Return a copy of every line in the records that includes the word "zooals".

ENTRIES SHOWN START

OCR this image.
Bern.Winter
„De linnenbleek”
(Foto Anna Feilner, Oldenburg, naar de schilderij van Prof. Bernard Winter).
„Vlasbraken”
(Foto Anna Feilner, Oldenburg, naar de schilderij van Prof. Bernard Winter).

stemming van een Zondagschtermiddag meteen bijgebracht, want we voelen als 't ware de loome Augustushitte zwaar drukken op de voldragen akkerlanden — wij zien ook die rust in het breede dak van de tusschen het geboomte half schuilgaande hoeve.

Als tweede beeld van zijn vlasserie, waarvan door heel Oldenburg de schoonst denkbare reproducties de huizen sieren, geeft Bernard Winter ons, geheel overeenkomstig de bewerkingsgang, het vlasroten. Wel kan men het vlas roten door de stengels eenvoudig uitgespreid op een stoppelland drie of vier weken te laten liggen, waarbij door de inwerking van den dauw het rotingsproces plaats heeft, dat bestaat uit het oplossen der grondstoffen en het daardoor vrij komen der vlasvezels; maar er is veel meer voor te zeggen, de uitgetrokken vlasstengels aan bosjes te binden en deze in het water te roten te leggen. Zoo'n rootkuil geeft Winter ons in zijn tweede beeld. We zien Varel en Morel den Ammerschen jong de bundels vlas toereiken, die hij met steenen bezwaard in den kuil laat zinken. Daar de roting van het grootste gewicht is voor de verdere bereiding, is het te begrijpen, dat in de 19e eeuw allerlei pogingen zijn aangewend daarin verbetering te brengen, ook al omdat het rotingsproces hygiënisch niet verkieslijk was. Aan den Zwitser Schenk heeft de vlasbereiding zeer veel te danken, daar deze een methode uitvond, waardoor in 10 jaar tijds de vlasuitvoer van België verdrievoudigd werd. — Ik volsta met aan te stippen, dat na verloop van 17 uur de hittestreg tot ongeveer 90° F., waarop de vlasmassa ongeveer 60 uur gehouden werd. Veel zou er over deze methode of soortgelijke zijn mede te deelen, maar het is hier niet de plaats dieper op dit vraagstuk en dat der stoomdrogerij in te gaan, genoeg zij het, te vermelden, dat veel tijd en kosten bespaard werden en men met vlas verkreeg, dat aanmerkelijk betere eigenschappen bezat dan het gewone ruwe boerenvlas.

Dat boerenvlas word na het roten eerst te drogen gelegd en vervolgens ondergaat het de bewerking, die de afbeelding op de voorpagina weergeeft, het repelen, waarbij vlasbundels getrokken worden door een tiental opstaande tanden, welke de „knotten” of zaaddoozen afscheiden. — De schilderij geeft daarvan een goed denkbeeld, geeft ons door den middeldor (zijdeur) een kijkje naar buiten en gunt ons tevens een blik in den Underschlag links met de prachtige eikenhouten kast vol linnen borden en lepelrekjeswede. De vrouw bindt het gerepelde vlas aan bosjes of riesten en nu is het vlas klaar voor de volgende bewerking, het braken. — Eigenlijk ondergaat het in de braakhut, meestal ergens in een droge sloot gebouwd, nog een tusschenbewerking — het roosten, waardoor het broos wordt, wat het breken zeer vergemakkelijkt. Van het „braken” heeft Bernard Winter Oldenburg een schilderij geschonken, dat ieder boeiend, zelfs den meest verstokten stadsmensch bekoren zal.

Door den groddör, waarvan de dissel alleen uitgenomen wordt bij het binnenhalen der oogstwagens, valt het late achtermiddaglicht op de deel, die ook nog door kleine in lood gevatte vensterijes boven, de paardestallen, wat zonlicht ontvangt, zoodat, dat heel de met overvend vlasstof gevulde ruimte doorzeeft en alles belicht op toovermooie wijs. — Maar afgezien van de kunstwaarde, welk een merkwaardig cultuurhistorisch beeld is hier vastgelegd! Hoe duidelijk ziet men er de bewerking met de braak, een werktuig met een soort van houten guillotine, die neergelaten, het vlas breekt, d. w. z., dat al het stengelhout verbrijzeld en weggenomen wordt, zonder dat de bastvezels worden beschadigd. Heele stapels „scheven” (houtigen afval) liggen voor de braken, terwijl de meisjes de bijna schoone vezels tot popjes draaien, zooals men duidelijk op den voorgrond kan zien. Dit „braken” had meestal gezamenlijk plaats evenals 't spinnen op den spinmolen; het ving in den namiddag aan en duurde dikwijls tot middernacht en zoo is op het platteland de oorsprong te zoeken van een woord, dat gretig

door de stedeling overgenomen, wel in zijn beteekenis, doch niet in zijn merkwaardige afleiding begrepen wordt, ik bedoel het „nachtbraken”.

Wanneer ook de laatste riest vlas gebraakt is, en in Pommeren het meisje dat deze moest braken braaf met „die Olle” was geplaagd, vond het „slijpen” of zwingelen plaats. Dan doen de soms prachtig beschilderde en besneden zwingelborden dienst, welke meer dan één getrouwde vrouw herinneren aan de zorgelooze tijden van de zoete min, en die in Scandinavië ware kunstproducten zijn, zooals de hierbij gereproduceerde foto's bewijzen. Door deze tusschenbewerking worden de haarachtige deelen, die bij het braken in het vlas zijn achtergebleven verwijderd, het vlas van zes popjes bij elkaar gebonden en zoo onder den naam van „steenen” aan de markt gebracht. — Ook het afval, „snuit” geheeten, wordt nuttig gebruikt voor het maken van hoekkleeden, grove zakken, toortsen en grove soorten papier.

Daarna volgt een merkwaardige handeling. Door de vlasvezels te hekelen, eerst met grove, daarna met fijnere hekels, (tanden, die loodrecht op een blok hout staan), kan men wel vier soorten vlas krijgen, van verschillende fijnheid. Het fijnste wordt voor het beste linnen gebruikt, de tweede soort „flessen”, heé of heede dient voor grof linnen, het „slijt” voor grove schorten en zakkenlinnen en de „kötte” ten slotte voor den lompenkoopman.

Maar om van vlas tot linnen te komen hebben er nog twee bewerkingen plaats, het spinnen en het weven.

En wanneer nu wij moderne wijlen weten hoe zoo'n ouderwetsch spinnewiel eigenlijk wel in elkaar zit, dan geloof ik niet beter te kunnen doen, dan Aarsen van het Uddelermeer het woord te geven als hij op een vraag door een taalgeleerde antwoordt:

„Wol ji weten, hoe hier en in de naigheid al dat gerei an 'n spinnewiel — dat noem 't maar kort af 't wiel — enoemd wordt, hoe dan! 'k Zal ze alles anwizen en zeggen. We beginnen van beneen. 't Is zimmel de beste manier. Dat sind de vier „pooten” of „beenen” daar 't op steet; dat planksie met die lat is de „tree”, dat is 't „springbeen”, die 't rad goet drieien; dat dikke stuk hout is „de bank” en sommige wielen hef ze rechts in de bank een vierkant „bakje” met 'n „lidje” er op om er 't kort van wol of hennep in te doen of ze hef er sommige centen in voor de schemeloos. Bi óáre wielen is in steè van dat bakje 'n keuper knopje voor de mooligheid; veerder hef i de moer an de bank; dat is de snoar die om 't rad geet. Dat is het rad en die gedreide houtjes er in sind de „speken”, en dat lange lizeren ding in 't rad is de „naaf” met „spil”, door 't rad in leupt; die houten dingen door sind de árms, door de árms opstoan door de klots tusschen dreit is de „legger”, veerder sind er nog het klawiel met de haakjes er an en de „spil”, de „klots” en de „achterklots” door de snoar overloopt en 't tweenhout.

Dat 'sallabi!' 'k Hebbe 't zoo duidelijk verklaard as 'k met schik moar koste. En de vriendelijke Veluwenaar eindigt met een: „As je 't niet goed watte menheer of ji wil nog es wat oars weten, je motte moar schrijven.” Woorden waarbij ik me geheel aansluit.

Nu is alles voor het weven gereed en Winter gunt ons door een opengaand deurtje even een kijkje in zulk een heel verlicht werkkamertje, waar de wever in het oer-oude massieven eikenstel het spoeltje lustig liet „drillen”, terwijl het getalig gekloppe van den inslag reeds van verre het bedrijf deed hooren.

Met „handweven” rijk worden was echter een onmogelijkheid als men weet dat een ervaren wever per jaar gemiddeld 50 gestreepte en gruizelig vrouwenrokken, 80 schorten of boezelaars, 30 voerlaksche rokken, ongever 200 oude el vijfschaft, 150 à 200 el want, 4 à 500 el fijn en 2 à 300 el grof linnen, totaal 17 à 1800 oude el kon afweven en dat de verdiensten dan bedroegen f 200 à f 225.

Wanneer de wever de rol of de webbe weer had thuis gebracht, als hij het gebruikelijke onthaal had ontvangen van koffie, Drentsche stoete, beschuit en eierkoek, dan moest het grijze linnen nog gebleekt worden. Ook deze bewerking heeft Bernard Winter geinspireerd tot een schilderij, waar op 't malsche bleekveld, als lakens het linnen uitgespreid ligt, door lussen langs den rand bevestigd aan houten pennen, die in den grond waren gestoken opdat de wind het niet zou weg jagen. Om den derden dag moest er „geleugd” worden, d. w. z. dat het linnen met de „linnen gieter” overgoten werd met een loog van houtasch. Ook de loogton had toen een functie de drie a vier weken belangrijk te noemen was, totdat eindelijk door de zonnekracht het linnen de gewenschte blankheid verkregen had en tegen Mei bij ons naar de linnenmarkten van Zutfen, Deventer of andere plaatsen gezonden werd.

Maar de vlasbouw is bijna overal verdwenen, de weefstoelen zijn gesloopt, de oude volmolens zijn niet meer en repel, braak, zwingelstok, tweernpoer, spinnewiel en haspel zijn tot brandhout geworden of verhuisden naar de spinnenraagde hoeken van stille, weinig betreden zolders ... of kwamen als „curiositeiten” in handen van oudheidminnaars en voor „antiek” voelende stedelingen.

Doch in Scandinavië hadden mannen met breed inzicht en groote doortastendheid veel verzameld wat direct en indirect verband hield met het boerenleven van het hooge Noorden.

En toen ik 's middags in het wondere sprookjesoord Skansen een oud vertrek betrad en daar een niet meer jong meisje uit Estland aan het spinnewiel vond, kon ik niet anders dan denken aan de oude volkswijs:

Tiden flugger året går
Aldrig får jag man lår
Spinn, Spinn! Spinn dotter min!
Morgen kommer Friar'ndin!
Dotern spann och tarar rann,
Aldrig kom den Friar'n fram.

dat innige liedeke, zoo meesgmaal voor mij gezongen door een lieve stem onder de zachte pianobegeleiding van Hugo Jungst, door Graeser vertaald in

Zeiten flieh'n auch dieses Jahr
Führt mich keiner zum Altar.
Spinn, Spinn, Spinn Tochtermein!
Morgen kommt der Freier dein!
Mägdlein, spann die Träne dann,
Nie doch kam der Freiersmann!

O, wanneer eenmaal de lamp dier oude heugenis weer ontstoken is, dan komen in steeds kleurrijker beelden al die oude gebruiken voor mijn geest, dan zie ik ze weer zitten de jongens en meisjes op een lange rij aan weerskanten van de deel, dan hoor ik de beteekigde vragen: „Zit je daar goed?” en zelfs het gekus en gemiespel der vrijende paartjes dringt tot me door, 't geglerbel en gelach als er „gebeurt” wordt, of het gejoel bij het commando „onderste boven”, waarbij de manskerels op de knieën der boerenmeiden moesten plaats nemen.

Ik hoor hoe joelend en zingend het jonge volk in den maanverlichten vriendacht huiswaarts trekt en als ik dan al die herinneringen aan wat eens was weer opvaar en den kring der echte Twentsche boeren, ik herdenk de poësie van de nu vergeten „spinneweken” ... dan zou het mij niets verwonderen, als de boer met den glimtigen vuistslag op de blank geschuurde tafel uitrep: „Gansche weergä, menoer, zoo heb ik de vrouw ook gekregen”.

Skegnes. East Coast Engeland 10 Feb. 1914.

ENTRIES SHOWN END

*EXERCISE OUTPUT:*
Door den groddör, waarvan de dissel alleen uitgenomen wordt bij het binnenhalen der oogstwagens, valt het late achtermiddaglicht op de deel, die ook nog door kleine in lood gevatte vensterijes boven, de paardestallen, wat zonlicht ontvangt, zoodat, dat heel de met overvend vlasstof gevulde ruimte doorzeeft en alles belicht op toovermooie wijs. — Maar afgezien van de kunstwaarde, welk een merkwaardig cultuurhistorisch beeld is hier vastgelegd! Hoe duidelijk ziet men er de bewerking met de braak, een werktuig met een soort van houten guillotine, die neergelaten, het vlas breekt, d. w. z., dat al het stengelhout verbrijzeld en weggenomen wordt, zonder dat de bastvezels worden beschadigd. Heele stapels „scheven” (houtigen afval) liggen voor de braken, terwijl de meisjes de bijna schoone vezels tot popjes draaien, zooals men duidelijk op den voorgrond kan zien. Dit „braken” had meestal gezamenlijk plaats evenals 't spinnen op den spinmolen; het ving in den namiddag aan en duurde dikwijls tot middernacht en zoo is op het platteland de oorsprong te zoeken van een woord, dat gretig
Wanneer ook de laatste riest vlas gebraakt is, en in Pommeren het meisje dat deze moest braken braaf met „die Olle” was geplaagd, vond het „slijpen” of zwingelen plaats. Dan doen de soms prachtig beschilderde en besneden zwingelborden dienst, welke meer dan één getrouwde vrouw herinneren aan de zorgelooze tijden van de zoete min, en die in Scandinavië ware kunstproducten zijn, zooals de hierbij gereproduceerde foto's bewijzen. Door deze tusschenbewerking worden de haarachtige deelen, die bij het braken in het vlas zijn achtergebleven verwijderd, het vlas van zes popjes bij elkaar gebonden en zoo onder den naam van „steenen” aan de markt gebracht. — Ook het afval, „snuit” geheeten, wordt nuttig gebruikt voor het maken van hoekkleeden, grove zakken, toortsen en grove soorten papier.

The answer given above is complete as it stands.